++++ RECORDS FOR THE EXERCISE ++++

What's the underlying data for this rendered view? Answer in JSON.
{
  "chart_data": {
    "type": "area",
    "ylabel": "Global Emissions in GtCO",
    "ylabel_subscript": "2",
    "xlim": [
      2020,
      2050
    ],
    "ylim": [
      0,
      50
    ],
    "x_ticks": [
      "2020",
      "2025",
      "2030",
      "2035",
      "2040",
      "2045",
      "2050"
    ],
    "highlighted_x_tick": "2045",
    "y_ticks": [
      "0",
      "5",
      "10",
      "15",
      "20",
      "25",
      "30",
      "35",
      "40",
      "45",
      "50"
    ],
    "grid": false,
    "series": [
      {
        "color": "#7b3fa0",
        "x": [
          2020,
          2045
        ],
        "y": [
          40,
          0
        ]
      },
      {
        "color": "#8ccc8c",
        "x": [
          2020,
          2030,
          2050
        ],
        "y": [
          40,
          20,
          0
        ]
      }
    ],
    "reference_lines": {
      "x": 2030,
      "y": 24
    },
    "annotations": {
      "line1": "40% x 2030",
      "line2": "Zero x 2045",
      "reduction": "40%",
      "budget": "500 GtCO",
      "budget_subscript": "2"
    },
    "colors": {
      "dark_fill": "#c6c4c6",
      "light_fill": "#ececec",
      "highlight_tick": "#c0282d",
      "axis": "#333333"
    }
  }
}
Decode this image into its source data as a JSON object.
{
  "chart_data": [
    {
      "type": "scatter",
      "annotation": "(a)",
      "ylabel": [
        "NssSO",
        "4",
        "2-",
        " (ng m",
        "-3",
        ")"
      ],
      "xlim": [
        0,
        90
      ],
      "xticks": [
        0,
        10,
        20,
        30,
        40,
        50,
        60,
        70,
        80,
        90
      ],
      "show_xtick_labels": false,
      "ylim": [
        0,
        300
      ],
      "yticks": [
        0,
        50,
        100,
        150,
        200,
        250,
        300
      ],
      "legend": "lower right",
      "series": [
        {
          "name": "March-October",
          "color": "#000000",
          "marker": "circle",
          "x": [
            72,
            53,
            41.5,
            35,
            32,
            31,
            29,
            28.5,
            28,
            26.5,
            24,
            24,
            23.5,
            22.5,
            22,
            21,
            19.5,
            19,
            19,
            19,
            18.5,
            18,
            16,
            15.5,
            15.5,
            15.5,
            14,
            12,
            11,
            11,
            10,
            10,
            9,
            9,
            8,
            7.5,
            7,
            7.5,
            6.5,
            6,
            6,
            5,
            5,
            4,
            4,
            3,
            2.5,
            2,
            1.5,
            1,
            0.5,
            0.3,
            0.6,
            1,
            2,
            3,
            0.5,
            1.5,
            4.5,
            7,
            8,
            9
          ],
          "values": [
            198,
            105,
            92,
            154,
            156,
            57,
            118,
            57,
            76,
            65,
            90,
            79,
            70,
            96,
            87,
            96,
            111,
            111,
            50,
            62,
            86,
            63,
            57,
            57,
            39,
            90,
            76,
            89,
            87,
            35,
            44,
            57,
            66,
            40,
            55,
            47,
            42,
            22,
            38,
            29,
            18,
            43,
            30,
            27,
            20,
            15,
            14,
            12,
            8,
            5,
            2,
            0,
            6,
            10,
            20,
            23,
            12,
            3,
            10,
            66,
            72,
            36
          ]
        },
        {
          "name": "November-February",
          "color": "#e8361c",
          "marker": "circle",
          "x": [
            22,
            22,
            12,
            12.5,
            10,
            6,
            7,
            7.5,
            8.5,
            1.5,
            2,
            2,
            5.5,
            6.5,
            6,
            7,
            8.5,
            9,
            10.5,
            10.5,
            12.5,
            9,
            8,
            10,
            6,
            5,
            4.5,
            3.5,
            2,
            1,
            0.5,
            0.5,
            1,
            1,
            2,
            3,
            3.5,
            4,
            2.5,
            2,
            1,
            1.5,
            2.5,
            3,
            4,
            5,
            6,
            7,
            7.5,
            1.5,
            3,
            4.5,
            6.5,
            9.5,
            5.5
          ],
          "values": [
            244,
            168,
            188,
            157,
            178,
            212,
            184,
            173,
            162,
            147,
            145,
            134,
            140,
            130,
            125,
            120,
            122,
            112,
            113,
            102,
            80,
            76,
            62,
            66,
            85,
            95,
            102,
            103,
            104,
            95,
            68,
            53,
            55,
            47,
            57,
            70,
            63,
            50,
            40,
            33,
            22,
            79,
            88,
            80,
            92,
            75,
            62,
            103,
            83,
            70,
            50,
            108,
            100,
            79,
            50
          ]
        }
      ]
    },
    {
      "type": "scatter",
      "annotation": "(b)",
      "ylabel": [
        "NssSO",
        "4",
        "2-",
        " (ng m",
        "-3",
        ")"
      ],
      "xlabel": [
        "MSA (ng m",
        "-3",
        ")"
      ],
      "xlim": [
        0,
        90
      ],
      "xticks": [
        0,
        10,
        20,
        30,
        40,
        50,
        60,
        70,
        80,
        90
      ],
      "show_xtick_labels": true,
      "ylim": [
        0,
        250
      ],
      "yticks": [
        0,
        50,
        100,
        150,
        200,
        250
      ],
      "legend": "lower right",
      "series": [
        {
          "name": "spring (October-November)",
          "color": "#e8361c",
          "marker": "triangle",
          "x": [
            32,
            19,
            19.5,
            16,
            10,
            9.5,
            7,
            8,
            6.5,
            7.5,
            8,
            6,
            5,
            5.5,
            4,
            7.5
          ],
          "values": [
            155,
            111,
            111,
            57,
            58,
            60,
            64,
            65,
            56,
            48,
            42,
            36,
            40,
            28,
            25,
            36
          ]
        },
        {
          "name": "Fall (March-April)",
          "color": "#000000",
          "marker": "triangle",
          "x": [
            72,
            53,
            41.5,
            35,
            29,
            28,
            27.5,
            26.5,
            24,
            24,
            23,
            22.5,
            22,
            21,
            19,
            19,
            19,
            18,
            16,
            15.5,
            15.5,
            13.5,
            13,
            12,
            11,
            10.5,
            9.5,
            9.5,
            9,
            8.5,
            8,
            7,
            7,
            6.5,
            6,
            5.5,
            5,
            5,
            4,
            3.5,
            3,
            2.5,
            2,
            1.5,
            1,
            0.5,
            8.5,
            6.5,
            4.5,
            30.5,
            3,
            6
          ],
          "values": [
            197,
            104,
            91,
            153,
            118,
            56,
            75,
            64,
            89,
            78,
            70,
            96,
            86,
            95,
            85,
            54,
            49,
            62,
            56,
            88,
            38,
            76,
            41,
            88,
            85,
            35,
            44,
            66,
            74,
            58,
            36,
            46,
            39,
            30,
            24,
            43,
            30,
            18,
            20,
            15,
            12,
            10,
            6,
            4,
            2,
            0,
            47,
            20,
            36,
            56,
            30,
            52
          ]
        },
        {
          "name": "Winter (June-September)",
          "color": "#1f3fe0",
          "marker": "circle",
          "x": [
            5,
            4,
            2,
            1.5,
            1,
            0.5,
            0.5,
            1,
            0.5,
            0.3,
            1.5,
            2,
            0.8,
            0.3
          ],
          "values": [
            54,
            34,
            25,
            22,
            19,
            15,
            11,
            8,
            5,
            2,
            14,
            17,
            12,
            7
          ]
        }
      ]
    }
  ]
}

++++

WHAT TO WORK ON »
From the data above, gather every line that includes the word "GtCO".

COMPLETED EXERCISE »
    "ylabel": "Global Emissions in GtCO",
      "budget": "500 GtCO",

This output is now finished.